— Begin —

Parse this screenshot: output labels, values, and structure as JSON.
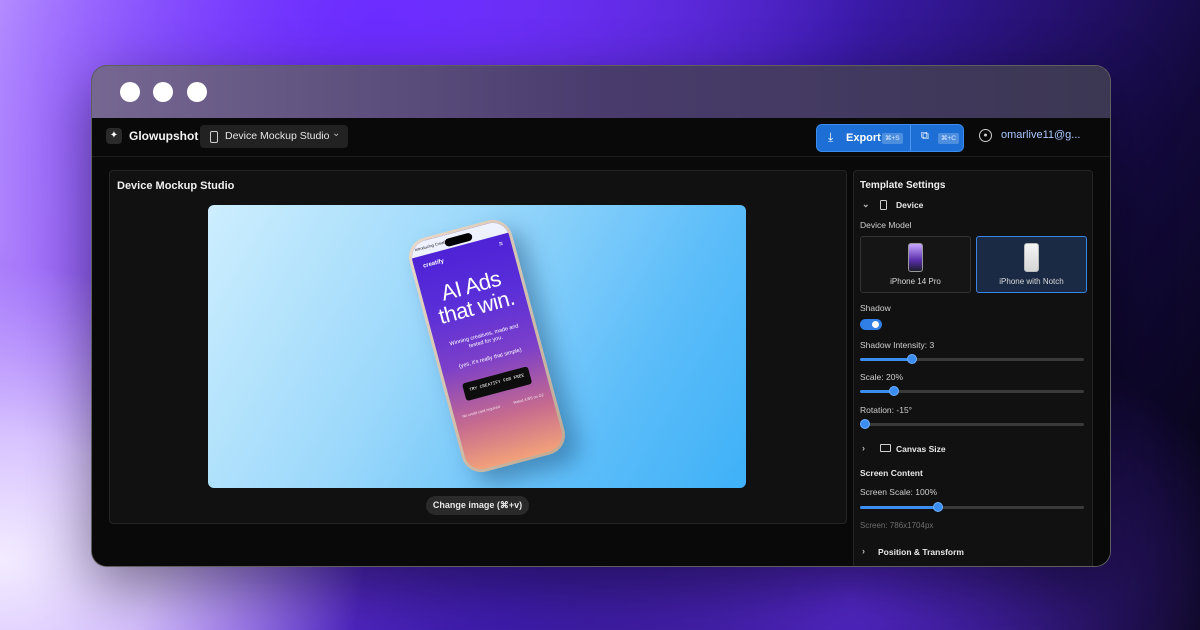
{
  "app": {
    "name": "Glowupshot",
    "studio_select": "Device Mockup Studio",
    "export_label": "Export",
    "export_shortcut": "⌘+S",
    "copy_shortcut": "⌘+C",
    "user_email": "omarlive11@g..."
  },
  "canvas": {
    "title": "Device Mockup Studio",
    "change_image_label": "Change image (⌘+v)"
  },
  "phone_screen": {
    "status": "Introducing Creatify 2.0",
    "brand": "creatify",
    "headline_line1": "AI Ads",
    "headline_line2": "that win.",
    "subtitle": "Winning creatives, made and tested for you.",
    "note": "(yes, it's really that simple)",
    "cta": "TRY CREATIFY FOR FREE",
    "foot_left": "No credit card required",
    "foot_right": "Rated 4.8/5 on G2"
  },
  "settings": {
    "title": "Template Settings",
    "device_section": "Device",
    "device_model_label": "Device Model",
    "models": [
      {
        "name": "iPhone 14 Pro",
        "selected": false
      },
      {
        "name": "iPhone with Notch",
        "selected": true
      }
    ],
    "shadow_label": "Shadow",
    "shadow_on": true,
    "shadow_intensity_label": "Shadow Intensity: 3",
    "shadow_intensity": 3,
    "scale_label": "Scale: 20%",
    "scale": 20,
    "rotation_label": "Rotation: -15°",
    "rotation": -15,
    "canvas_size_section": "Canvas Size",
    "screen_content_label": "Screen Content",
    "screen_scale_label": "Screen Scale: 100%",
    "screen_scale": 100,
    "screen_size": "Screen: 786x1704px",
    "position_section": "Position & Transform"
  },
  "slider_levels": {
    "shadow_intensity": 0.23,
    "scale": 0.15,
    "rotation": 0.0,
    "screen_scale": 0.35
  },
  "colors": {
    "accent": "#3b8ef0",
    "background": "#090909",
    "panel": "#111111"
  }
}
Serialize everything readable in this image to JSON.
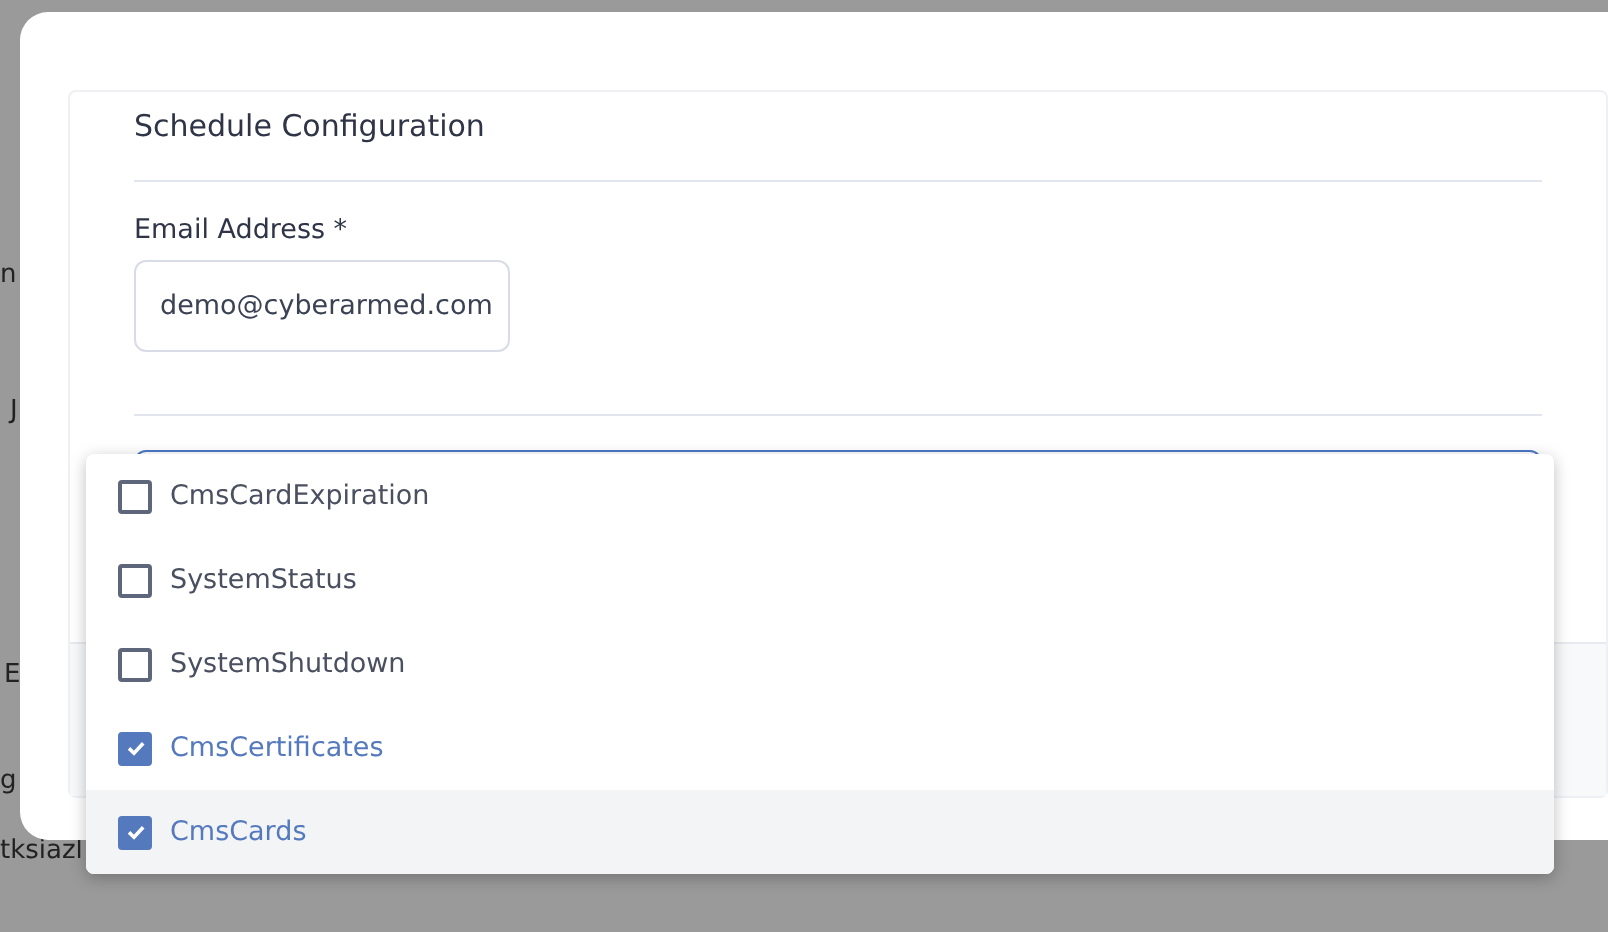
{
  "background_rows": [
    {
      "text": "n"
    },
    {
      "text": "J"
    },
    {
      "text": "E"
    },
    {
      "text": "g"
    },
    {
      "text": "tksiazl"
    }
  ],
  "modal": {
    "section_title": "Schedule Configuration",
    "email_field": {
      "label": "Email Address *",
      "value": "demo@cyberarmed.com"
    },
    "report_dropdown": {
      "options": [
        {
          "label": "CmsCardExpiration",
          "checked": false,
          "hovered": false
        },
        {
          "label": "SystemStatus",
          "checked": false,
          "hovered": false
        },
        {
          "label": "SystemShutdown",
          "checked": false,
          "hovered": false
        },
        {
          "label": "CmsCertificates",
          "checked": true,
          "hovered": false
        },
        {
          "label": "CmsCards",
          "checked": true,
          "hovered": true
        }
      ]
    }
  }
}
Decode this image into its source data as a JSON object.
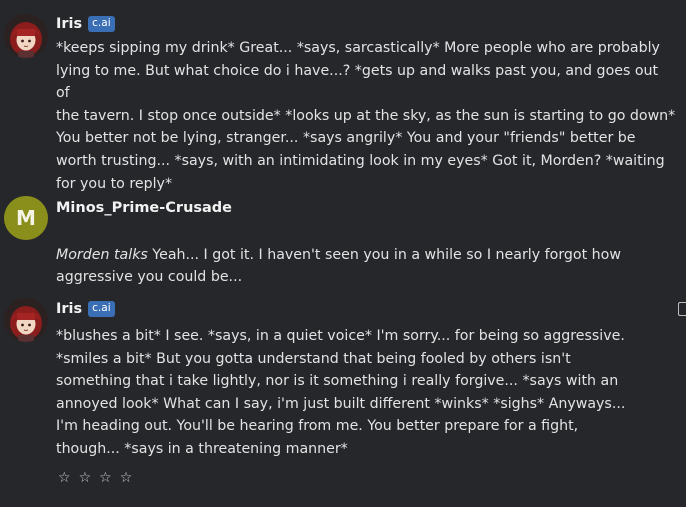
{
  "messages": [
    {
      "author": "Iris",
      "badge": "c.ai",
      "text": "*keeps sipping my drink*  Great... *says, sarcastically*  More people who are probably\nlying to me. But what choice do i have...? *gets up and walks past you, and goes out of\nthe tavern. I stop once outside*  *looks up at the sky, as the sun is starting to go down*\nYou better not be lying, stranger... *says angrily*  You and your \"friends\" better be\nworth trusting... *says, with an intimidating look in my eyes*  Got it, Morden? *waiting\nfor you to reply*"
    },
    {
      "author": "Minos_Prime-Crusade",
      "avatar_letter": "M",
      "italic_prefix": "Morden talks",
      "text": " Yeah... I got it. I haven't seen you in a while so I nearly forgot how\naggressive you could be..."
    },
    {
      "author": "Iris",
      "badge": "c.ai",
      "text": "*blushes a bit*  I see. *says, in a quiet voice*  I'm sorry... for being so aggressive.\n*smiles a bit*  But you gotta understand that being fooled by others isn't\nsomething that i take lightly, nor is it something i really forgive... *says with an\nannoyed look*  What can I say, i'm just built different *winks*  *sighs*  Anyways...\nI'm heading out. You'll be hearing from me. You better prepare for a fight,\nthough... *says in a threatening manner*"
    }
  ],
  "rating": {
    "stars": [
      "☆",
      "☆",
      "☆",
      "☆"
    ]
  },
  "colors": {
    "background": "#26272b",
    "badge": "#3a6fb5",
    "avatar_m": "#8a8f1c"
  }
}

— End —
— Begin —

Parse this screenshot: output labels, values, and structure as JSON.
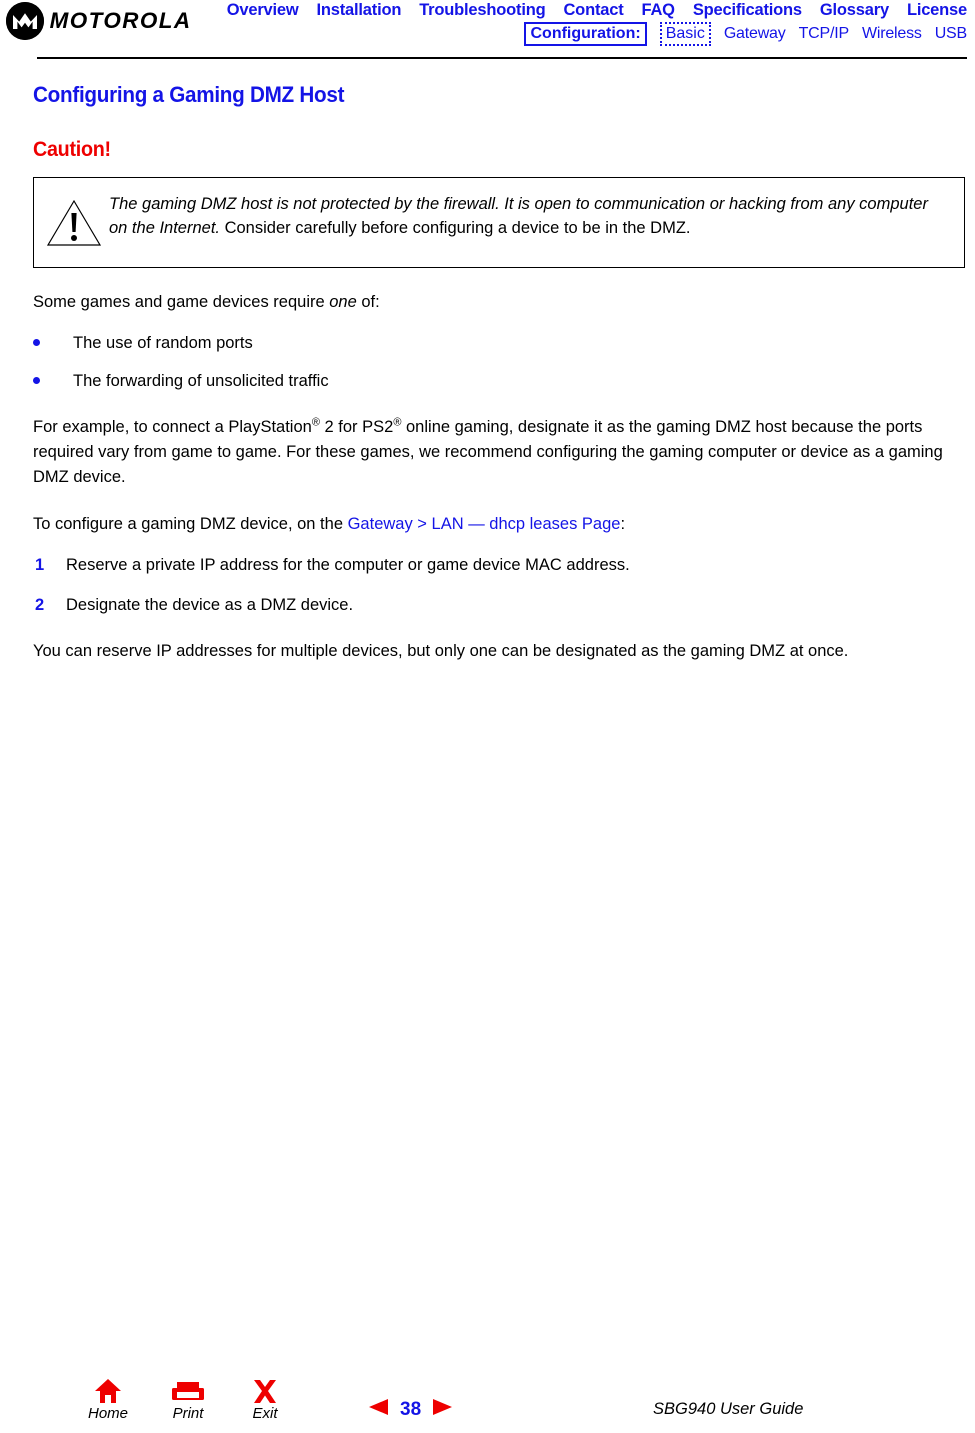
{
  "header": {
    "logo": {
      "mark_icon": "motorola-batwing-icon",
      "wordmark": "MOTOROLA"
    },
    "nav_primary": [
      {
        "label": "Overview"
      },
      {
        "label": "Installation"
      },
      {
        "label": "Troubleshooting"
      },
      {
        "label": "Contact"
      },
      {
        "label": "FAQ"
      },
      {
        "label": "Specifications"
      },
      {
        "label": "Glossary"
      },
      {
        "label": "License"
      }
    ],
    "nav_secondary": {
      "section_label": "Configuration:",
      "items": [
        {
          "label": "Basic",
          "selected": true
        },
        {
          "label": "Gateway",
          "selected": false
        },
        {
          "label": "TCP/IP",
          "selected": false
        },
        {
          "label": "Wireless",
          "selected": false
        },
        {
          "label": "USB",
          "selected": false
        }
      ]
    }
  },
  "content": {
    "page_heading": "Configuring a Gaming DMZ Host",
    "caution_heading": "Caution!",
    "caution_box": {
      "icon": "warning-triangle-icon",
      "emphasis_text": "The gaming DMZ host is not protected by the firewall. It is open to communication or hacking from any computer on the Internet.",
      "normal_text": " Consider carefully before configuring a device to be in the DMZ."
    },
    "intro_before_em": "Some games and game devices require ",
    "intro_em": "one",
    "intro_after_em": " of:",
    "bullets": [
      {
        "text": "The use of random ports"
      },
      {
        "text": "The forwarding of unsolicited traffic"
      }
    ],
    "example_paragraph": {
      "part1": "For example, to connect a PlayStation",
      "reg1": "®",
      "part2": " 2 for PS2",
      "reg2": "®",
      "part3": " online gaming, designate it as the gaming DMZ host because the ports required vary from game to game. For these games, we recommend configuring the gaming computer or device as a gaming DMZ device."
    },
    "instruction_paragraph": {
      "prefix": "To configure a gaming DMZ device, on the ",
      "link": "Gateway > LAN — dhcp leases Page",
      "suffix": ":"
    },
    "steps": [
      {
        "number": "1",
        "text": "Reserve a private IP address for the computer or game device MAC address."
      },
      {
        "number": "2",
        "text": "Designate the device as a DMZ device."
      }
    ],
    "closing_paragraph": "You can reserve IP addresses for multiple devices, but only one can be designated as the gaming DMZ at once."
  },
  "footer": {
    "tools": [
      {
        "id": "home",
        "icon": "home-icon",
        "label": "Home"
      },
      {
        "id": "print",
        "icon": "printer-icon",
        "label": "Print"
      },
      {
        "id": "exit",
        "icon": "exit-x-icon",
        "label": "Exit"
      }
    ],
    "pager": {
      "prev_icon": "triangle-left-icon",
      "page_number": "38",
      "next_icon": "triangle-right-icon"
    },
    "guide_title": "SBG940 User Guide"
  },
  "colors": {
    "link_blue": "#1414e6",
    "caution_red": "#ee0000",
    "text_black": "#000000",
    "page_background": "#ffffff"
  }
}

— End —
— Begin —

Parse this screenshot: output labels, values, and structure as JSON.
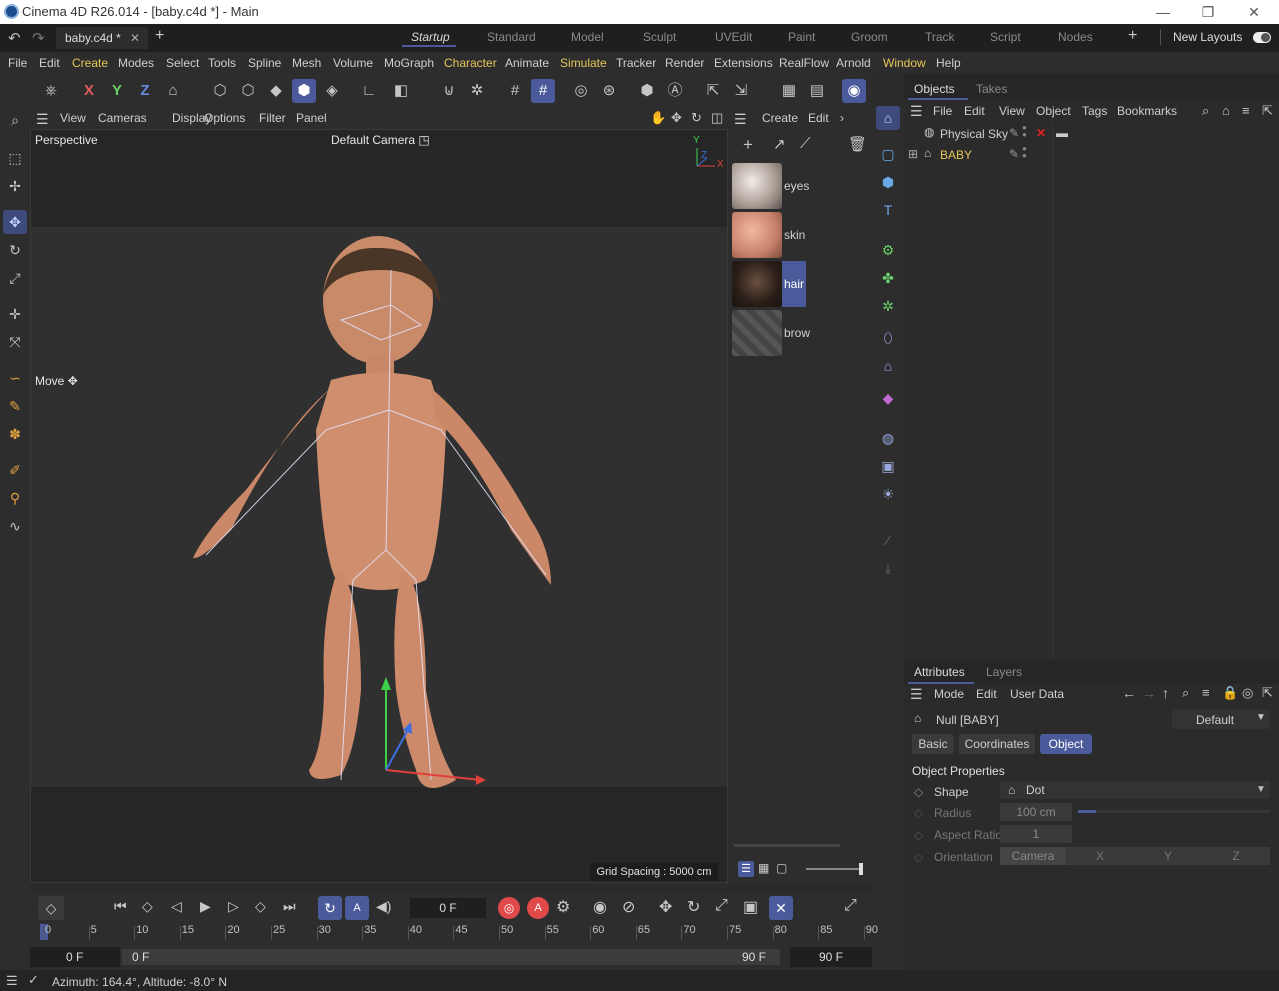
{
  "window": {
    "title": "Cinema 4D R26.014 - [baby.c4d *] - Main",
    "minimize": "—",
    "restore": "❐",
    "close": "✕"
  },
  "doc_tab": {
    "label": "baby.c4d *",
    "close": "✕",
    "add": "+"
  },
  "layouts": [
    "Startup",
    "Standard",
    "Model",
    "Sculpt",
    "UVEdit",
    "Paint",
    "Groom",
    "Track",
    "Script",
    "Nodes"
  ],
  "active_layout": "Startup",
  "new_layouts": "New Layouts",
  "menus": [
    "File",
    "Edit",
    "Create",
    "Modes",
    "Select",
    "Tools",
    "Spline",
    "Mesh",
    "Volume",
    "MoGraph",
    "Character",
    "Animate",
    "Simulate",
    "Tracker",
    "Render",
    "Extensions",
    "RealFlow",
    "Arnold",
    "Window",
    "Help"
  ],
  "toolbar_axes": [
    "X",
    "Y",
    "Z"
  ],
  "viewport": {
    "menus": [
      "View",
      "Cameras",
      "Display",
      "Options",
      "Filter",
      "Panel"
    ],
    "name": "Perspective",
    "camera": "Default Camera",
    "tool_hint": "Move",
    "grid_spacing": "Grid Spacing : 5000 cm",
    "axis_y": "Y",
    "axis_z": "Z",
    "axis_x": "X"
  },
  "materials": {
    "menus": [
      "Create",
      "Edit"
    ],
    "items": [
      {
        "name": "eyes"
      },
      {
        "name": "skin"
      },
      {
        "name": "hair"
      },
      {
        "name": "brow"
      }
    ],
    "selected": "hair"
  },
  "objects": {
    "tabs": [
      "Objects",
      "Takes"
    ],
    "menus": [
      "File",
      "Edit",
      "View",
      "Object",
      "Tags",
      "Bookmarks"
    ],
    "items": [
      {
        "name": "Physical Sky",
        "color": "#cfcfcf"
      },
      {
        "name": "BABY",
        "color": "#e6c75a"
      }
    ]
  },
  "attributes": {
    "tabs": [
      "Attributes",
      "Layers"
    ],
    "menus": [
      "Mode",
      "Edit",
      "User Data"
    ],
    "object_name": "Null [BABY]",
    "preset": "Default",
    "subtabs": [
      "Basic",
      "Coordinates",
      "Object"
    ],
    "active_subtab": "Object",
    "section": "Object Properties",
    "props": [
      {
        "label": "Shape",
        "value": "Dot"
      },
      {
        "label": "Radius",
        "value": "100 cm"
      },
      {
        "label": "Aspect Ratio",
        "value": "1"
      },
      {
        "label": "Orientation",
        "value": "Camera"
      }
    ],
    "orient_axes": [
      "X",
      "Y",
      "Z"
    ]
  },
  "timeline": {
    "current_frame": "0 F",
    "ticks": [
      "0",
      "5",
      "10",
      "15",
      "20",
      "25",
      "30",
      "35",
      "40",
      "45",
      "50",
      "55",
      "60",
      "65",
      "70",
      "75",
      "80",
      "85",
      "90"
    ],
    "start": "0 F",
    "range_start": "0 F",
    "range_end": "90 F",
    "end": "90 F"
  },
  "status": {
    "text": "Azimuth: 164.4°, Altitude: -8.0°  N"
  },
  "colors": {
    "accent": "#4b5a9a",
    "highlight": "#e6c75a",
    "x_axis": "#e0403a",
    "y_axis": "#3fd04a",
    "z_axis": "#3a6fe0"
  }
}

— End —

**Task statement:** Which lines hold the string "ports"? List them all.

**Response to the task:**
        "text": "The use of random ports"
      "part3": " online gaming, designate it as the gaming DMZ host because the ports required vary from game to game. For these games, we recommend configuring the gaming computer or device as a gaming DMZ device."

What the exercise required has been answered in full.